Work to be completed = Give only the number of lines in these records that contain the word "разности".

A run of records
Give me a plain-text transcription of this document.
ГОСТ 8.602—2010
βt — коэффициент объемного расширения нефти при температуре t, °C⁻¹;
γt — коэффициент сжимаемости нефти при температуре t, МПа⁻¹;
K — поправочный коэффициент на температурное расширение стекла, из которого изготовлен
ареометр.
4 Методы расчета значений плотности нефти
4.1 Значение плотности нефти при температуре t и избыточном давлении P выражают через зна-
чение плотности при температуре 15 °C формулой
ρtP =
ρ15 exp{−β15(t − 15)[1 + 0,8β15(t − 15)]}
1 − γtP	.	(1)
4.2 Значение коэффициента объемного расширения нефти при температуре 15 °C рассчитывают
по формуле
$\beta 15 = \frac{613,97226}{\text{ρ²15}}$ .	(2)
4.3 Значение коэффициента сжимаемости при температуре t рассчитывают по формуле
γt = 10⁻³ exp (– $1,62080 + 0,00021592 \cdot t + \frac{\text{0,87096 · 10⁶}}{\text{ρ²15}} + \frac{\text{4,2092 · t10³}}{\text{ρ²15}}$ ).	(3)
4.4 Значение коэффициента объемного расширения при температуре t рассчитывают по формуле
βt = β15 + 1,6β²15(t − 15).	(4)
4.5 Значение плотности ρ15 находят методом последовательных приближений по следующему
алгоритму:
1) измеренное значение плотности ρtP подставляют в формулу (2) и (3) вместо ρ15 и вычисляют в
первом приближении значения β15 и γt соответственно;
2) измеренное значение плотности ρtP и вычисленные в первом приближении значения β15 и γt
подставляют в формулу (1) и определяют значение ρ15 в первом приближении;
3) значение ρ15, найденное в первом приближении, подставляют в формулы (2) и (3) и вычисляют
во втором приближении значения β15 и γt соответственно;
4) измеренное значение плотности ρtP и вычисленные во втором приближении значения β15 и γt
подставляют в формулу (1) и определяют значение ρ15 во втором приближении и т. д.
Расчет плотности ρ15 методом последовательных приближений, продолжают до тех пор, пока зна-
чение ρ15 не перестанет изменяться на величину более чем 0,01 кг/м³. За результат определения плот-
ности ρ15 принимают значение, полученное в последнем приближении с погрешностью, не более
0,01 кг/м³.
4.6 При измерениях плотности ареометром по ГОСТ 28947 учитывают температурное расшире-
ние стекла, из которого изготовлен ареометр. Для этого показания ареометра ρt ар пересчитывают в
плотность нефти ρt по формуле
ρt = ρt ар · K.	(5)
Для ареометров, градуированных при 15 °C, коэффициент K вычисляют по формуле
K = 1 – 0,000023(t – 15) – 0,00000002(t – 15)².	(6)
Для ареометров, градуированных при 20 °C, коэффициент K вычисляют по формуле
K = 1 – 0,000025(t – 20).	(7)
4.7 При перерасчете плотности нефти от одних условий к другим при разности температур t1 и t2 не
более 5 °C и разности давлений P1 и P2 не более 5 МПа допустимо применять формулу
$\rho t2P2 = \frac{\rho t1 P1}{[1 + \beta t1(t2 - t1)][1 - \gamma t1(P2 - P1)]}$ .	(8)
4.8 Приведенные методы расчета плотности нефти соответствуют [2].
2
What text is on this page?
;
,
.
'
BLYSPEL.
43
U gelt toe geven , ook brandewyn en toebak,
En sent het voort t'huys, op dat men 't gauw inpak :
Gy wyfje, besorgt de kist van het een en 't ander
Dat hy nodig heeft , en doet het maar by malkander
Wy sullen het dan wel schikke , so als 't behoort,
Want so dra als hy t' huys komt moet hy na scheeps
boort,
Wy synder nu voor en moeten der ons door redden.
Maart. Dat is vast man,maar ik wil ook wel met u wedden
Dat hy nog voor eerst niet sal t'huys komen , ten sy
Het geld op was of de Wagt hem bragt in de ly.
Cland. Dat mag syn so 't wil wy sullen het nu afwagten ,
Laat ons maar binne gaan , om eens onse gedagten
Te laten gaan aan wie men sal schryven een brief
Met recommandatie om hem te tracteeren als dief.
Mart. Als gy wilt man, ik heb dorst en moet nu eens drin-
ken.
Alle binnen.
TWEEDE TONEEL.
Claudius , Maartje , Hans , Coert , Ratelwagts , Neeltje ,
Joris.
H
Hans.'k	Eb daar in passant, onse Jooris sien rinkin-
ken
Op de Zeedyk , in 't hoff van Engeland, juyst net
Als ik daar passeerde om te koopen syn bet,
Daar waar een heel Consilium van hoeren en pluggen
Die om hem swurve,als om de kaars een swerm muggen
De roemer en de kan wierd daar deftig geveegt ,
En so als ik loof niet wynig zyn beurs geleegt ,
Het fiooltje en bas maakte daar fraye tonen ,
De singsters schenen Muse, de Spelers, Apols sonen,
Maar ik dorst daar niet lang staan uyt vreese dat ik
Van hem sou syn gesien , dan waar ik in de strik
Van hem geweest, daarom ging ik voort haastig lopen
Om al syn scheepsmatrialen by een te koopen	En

Result = 2